Saved entries:
---*---

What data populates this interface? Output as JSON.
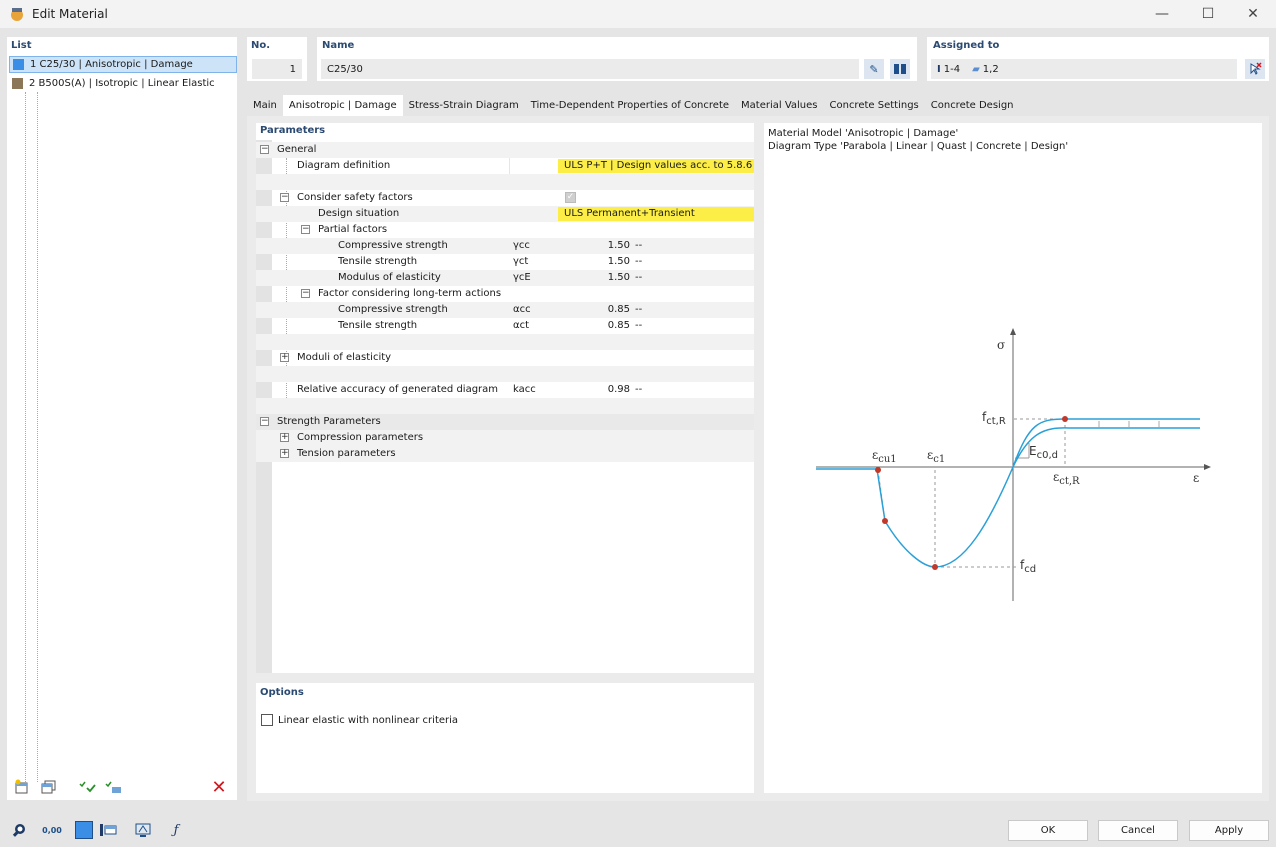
{
  "window": {
    "title": "Edit Material"
  },
  "list": {
    "header": "List",
    "items": [
      {
        "label": "1  C25/30 | Anisotropic | Damage",
        "color": "#3a8ee6",
        "selected": true
      },
      {
        "label": "2  B500S(A) | Isotropic | Linear Elastic",
        "color": "#8c7658",
        "selected": false
      }
    ]
  },
  "no": {
    "header": "No.",
    "value": "1"
  },
  "name": {
    "header": "Name",
    "value": "C25/30"
  },
  "assigned": {
    "header": "Assigned to",
    "members": "1-4",
    "surfaces": "1,2"
  },
  "tabs": [
    {
      "label": "Main",
      "active": false
    },
    {
      "label": "Anisotropic | Damage",
      "active": true
    },
    {
      "label": "Stress-Strain Diagram",
      "active": false
    },
    {
      "label": "Time-Dependent Properties of Concrete",
      "active": false
    },
    {
      "label": "Material Values",
      "active": false
    },
    {
      "label": "Concrete Settings",
      "active": false
    },
    {
      "label": "Concrete Design",
      "active": false
    }
  ],
  "parameters": {
    "header": "Parameters",
    "general": "General",
    "diagram_definition": {
      "label": "Diagram definition",
      "value": "ULS P+T | Design values acc. to 5.8.6"
    },
    "consider_safety": {
      "label": "Consider safety factors"
    },
    "design_situation": {
      "label": "Design situation",
      "value": "ULS Permanent+Transient"
    },
    "partial_factors": "Partial factors",
    "pf_compressive": {
      "label": "Compressive strength",
      "symbol": "γcc",
      "value": "1.50",
      "unit": "--"
    },
    "pf_tensile": {
      "label": "Tensile strength",
      "symbol": "γct",
      "value": "1.50",
      "unit": "--"
    },
    "pf_modulus": {
      "label": "Modulus of elasticity",
      "symbol": "γcE",
      "value": "1.50",
      "unit": "--"
    },
    "long_term": "Factor considering long-term actions",
    "lt_compressive": {
      "label": "Compressive strength",
      "symbol": "αcc",
      "value": "0.85",
      "unit": "--"
    },
    "lt_tensile": {
      "label": "Tensile strength",
      "symbol": "αct",
      "value": "0.85",
      "unit": "--"
    },
    "moduli": "Moduli of elasticity",
    "accuracy": {
      "label": "Relative accuracy of generated diagram",
      "symbol": "kacc",
      "value": "0.98",
      "unit": "--"
    },
    "strength": "Strength Parameters",
    "compression": "Compression parameters",
    "tension": "Tension parameters"
  },
  "options": {
    "header": "Options",
    "linear_elastic": "Linear elastic with nonlinear criteria"
  },
  "info": {
    "line1": "Material Model 'Anisotropic | Damage'",
    "line2": "Diagram Type 'Parabola | Linear | Quast | Concrete | Design'"
  },
  "diagram": {
    "sigma": "σ",
    "epsilon": "ε",
    "fctR_main": "f",
    "fctR_sub": "ct,R",
    "ecu1_main": "ε",
    "ecu1_sub": "cu1",
    "ec1_main": "ε",
    "ec1_sub": "c1",
    "Ec0d_main": "E",
    "Ec0d_sub": "c0,d",
    "ectR_main": "ε",
    "ectR_sub": "ct,R",
    "fcd_main": "f",
    "fcd_sub": "cd",
    "curve_color": "#2aa0d8",
    "point_color": "#c0392b"
  },
  "buttons": {
    "ok": "OK",
    "cancel": "Cancel",
    "apply": "Apply"
  },
  "bottom_icons": {
    "units_label": "0,00"
  }
}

---*---

Goal — Every record above should be transcribed exactly; the pictures stay out of the copy.

Output of the exercise —
What data populates this interface? Output as JSON.
{
  "window": {
    "title": "Edit Material"
  },
  "list": {
    "header": "List",
    "items": [
      {
        "label": "1  C25/30 | Anisotropic | Damage",
        "color": "#3a8ee6",
        "selected": true
      },
      {
        "label": "2  B500S(A) | Isotropic | Linear Elastic",
        "color": "#8c7658",
        "selected": false
      }
    ]
  },
  "no": {
    "header": "No.",
    "value": "1"
  },
  "name": {
    "header": "Name",
    "value": "C25/30"
  },
  "assigned": {
    "header": "Assigned to",
    "members": "1-4",
    "surfaces": "1,2"
  },
  "tabs": [
    {
      "label": "Main",
      "active": false
    },
    {
      "label": "Anisotropic | Damage",
      "active": true
    },
    {
      "label": "Stress-Strain Diagram",
      "active": false
    },
    {
      "label": "Time-Dependent Properties of Concrete",
      "active": false
    },
    {
      "label": "Material Values",
      "active": false
    },
    {
      "label": "Concrete Settings",
      "active": false
    },
    {
      "label": "Concrete Design",
      "active": false
    }
  ],
  "parameters": {
    "header": "Parameters",
    "general": "General",
    "diagram_definition": {
      "label": "Diagram definition",
      "value": "ULS P+T | Design values acc. to 5.8.6"
    },
    "consider_safety": {
      "label": "Consider safety factors"
    },
    "design_situation": {
      "label": "Design situation",
      "value": "ULS Permanent+Transient"
    },
    "partial_factors": "Partial factors",
    "pf_compressive": {
      "label": "Compressive strength",
      "symbol": "γcc",
      "value": "1.50",
      "unit": "--"
    },
    "pf_tensile": {
      "label": "Tensile strength",
      "symbol": "γct",
      "value": "1.50",
      "unit": "--"
    },
    "pf_modulus": {
      "label": "Modulus of elasticity",
      "symbol": "γcE",
      "value": "1.50",
      "unit": "--"
    },
    "long_term": "Factor considering long-term actions",
    "lt_compressive": {
      "label": "Compressive strength",
      "symbol": "αcc",
      "value": "0.85",
      "unit": "--"
    },
    "lt_tensile": {
      "label": "Tensile strength",
      "symbol": "αct",
      "value": "0.85",
      "unit": "--"
    },
    "moduli": "Moduli of elasticity",
    "accuracy": {
      "label": "Relative accuracy of generated diagram",
      "symbol": "kacc",
      "value": "0.98",
      "unit": "--"
    },
    "strength": "Strength Parameters",
    "compression": "Compression parameters",
    "tension": "Tension parameters"
  },
  "options": {
    "header": "Options",
    "linear_elastic": "Linear elastic with nonlinear criteria"
  },
  "info": {
    "line1": "Material Model 'Anisotropic | Damage'",
    "line2": "Diagram Type 'Parabola | Linear | Quast | Concrete | Design'"
  },
  "diagram": {
    "sigma": "σ",
    "epsilon": "ε",
    "fctR_main": "f",
    "fctR_sub": "ct,R",
    "ecu1_main": "ε",
    "ecu1_sub": "cu1",
    "ec1_main": "ε",
    "ec1_sub": "c1",
    "Ec0d_main": "E",
    "Ec0d_sub": "c0,d",
    "ectR_main": "ε",
    "ectR_sub": "ct,R",
    "fcd_main": "f",
    "fcd_sub": "cd",
    "curve_color": "#2aa0d8",
    "point_color": "#c0392b"
  },
  "buttons": {
    "ok": "OK",
    "cancel": "Cancel",
    "apply": "Apply"
  },
  "bottom_icons": {
    "units_label": "0,00"
  }
}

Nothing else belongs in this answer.